── TASK INPUT
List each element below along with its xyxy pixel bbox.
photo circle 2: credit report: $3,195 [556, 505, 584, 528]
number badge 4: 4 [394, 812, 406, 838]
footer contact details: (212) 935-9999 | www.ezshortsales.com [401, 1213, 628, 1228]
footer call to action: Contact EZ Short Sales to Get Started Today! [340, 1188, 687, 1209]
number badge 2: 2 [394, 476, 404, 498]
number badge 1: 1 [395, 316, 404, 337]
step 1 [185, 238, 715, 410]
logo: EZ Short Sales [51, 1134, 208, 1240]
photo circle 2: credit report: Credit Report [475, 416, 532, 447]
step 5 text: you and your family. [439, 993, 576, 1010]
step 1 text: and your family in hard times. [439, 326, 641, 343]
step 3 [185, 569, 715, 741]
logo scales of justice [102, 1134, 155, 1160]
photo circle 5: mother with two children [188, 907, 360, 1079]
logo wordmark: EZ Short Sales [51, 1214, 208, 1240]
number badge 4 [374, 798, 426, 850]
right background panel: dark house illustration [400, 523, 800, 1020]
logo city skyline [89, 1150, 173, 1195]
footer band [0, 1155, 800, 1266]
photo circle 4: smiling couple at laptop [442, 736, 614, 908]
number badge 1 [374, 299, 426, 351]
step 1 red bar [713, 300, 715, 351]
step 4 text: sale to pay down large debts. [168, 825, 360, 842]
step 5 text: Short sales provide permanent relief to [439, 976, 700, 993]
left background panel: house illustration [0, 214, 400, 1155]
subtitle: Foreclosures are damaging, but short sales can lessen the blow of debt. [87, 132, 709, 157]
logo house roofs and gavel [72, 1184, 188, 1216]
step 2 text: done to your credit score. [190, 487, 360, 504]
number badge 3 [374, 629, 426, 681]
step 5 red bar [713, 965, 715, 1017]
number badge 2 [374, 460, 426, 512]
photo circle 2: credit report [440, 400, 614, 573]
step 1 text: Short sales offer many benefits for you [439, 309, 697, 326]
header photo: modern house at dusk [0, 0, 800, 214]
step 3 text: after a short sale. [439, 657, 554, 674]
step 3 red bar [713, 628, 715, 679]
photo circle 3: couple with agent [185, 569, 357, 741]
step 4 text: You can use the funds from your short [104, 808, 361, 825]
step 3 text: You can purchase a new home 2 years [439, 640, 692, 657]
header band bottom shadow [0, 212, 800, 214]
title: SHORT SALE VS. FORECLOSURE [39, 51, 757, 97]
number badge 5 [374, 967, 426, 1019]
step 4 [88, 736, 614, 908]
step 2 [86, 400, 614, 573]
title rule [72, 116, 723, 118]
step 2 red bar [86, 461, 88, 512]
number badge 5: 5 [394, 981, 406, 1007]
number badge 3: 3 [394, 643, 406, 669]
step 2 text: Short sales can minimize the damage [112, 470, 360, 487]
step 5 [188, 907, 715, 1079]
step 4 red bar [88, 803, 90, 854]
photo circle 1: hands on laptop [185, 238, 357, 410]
────
TASK REQUIREMENTS. Please copy out every line of the material above, character for character.

OUTPUT FOR THIS EXERCISE.
List each element below along with its xyxy pixel bbox.
photo circle 2: credit report: $3,195 [556, 505, 584, 528]
number badge 4: 4 [394, 812, 406, 838]
footer contact details: (212) 935-9999 | www.ezshortsales.com [401, 1213, 628, 1228]
footer call to action: Contact EZ Short Sales to Get Started Today! [340, 1188, 687, 1209]
number badge 2: 2 [394, 476, 404, 498]
number badge 1: 1 [395, 316, 404, 337]
step 1 [185, 238, 715, 410]
logo: EZ Short Sales [51, 1134, 208, 1240]
photo circle 2: credit report: Credit Report [475, 416, 532, 447]
step 5 text: you and your family. [439, 993, 576, 1010]
step 1 text: and your family in hard times. [439, 326, 641, 343]
step 3 [185, 569, 715, 741]
logo scales of justice [102, 1134, 155, 1160]
photo circle 5: mother with two children [188, 907, 360, 1079]
logo wordmark: EZ Short Sales [51, 1214, 208, 1240]
number badge 4 [374, 798, 426, 850]
right background panel: dark house illustration [400, 523, 800, 1020]
logo city skyline [89, 1150, 173, 1195]
footer band [0, 1155, 800, 1266]
photo circle 4: smiling couple at laptop [442, 736, 614, 908]
number badge 1 [374, 299, 426, 351]
step 1 red bar [713, 300, 715, 351]
step 4 text: sale to pay down large debts. [168, 825, 360, 842]
step 5 text: Short sales provide permanent relief to [439, 976, 700, 993]
left background panel: house illustration [0, 214, 400, 1155]
subtitle: Foreclosures are damaging, but short sales can lessen the blow of debt. [87, 132, 709, 157]
logo house roofs and gavel [72, 1184, 188, 1216]
step 2 text: done to your credit score. [190, 487, 360, 504]
number badge 3 [374, 629, 426, 681]
step 5 red bar [713, 965, 715, 1017]
number badge 2 [374, 460, 426, 512]
photo circle 2: credit report [440, 400, 614, 573]
step 1 text: Short sales offer many benefits for you [439, 309, 697, 326]
header photo: modern house at dusk [0, 0, 800, 214]
step 3 text: after a short sale. [439, 657, 554, 674]
step 3 red bar [713, 628, 715, 679]
photo circle 3: couple with agent [185, 569, 357, 741]
step 4 text: You can use the funds from your short [104, 808, 361, 825]
step 3 text: You can purchase a new home 2 years [439, 640, 692, 657]
header band bottom shadow [0, 212, 800, 214]
title: SHORT SALE VS. FORECLOSURE [39, 51, 757, 97]
number badge 5 [374, 967, 426, 1019]
step 4 [88, 736, 614, 908]
step 2 [86, 400, 614, 573]
title rule [72, 116, 723, 118]
step 2 red bar [86, 461, 88, 512]
number badge 5: 5 [394, 981, 406, 1007]
number badge 3: 3 [394, 643, 406, 669]
step 2 text: Short sales can minimize the damage [112, 470, 360, 487]
step 5 [188, 907, 715, 1079]
step 4 red bar [88, 803, 90, 854]
photo circle 1: hands on laptop [185, 238, 357, 410]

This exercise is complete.